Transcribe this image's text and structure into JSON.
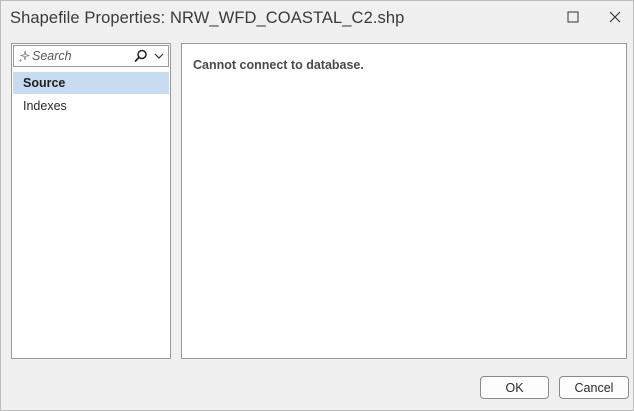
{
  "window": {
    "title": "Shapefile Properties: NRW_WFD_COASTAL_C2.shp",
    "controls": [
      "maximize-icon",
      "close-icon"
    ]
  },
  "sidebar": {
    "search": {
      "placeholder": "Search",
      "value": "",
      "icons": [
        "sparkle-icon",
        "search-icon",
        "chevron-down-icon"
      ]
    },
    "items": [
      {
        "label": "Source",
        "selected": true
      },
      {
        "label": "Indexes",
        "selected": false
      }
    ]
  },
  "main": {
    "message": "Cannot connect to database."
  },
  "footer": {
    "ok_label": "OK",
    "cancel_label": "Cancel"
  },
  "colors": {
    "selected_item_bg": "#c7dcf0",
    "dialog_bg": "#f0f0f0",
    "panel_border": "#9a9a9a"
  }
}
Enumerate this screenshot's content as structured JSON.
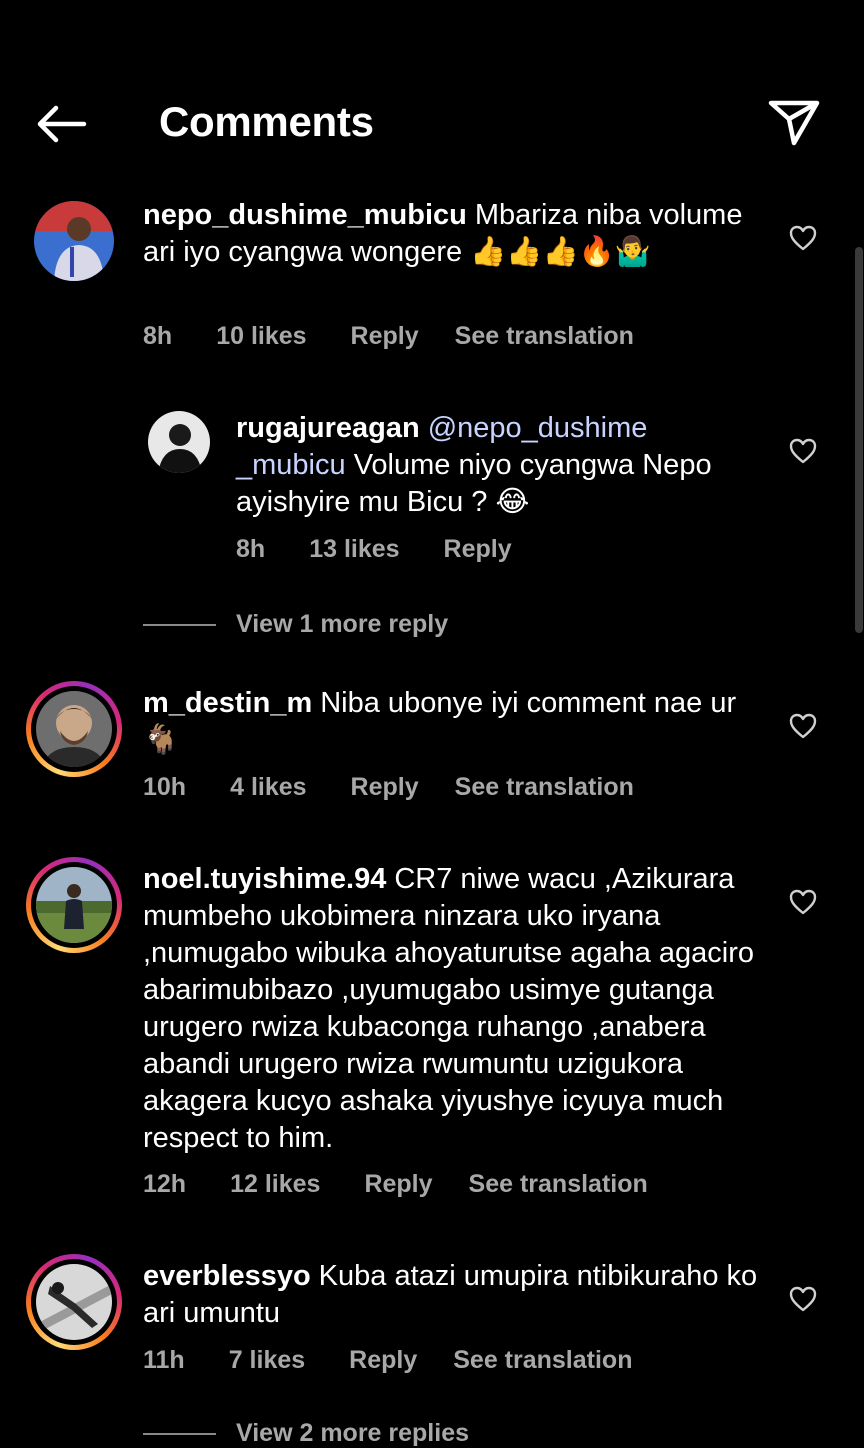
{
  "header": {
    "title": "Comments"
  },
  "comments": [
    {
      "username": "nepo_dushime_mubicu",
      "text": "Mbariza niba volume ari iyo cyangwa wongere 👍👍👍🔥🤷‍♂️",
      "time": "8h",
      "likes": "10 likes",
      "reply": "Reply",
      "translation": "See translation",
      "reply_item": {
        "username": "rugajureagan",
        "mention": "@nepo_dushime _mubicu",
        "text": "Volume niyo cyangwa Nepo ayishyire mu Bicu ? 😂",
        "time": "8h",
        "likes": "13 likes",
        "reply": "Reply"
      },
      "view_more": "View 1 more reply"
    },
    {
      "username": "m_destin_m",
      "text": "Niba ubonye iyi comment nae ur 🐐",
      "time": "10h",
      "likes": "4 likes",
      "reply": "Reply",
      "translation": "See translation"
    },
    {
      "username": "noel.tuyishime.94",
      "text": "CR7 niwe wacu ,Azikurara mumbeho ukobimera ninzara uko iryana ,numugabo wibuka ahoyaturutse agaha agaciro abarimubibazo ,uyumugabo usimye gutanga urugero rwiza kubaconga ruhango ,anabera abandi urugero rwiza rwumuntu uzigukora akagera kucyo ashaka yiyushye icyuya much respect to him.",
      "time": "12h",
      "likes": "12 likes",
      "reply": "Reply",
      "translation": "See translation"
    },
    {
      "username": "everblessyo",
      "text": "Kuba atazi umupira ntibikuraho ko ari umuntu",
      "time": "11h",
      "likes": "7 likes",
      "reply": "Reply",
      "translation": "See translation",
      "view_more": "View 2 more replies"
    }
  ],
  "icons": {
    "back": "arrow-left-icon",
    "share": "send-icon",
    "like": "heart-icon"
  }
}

——

▶ What needs to be done
Scan the material for lines with the word "username", and copy each line you find.

▶ Result
      "username": "nepo_dushime_mubicu",
        "username": "rugajureagan",
      "username": "m_destin_m",
      "username": "noel.tuyishime.94",
      "username": "everblessyo",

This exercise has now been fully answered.